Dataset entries
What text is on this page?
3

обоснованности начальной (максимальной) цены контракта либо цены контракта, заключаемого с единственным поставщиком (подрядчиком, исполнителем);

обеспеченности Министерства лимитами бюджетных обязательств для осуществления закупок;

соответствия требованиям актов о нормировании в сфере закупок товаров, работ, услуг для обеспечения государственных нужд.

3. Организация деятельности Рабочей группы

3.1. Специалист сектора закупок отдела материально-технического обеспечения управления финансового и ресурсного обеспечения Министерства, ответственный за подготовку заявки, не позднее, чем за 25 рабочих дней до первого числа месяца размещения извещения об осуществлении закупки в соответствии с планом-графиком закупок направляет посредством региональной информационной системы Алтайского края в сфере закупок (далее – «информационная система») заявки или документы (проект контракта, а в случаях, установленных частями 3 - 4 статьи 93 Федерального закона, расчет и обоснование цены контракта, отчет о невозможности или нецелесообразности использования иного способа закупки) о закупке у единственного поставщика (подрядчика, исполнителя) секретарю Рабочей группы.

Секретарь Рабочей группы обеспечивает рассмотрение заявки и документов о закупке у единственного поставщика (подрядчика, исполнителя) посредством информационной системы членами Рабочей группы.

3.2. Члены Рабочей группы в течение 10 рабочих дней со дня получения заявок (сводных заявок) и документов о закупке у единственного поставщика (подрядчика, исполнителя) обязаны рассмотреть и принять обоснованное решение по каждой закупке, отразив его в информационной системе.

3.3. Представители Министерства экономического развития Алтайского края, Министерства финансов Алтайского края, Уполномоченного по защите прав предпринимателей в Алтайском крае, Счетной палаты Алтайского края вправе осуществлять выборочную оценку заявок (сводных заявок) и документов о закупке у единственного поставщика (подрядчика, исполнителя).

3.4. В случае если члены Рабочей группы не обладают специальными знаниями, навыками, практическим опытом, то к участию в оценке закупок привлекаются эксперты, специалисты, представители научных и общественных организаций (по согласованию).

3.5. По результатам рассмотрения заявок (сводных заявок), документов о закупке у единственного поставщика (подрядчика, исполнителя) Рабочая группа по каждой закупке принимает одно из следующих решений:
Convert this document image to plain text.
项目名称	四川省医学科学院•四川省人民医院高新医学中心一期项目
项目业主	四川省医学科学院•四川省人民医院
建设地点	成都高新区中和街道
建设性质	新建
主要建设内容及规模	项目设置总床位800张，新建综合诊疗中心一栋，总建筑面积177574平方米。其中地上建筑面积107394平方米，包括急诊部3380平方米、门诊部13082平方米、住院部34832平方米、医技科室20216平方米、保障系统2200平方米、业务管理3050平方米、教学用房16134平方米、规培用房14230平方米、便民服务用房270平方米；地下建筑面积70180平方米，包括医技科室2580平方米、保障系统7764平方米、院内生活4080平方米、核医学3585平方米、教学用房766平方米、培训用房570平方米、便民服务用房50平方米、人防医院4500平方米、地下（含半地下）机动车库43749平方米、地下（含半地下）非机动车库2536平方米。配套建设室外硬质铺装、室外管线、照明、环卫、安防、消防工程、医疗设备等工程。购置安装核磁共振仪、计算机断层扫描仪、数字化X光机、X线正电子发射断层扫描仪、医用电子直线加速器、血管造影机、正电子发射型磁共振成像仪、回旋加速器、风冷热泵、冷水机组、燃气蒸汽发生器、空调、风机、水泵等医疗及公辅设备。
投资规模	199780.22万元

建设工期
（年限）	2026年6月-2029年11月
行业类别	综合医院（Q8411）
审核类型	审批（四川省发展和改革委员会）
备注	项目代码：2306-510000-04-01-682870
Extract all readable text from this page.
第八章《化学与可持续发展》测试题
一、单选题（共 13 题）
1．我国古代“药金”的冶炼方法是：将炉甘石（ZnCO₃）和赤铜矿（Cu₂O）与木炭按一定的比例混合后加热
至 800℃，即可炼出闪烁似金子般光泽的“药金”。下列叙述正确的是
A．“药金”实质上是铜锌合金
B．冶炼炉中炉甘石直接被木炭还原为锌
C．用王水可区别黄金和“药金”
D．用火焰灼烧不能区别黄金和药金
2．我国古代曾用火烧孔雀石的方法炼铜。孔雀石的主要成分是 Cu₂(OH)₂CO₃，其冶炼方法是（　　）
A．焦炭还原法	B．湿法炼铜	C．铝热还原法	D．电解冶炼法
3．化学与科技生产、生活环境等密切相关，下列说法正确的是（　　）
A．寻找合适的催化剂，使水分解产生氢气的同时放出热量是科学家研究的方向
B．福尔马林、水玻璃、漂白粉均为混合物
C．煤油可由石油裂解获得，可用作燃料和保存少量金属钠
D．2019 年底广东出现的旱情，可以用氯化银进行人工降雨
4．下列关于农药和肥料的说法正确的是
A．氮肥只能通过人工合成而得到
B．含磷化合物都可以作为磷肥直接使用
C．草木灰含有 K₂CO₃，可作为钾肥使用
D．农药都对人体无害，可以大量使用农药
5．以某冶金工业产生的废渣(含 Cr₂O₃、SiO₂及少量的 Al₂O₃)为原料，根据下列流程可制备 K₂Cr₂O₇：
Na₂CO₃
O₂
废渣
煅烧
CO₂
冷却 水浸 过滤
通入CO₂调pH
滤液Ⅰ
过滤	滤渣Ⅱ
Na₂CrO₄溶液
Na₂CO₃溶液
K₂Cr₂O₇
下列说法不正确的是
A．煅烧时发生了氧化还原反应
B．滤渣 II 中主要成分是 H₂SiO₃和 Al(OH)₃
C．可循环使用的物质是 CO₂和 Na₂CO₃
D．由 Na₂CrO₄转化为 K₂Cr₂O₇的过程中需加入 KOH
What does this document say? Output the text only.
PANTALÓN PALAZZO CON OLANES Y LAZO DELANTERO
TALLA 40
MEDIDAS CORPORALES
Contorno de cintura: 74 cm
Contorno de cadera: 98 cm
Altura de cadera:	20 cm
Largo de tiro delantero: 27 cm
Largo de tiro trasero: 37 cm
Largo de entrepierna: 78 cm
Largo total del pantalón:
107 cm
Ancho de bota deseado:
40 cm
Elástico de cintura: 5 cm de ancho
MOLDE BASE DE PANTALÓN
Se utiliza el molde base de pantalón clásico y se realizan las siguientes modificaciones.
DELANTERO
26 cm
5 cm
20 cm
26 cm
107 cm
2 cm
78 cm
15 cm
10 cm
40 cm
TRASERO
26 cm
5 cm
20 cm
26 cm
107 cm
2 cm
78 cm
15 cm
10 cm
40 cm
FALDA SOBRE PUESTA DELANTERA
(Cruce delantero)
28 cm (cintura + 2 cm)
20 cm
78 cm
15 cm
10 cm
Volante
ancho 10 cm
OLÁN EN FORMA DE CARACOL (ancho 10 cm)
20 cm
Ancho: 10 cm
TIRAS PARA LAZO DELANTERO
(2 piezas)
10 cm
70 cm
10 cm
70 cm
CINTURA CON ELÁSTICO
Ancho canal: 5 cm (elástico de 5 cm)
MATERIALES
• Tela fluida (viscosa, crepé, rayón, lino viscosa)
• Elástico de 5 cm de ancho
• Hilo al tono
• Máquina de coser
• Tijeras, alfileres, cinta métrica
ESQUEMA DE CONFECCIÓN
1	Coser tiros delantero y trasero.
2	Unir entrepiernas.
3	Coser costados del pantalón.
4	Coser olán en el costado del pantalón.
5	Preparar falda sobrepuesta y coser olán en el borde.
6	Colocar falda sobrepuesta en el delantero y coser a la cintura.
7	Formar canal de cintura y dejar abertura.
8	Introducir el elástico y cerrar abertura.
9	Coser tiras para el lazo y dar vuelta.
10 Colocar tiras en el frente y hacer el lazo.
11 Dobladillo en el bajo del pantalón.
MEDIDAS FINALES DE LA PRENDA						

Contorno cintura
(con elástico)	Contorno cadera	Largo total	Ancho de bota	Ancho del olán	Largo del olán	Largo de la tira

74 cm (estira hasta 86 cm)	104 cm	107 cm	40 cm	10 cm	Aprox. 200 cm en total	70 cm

#### [PROBLEM STATEMENT]
From the listing above, copy out each line where the word "Contorno" appears.

#### [RESULT OF THIS EXERCISE]
Contorno de cintura: 74 cm
Contorno de cadera: 98 cm
Contorno cintura
(con elástico)	Contorno cadera	Largo total	Ancho de bota	Ancho del olán	Largo del olán	Largo de la tira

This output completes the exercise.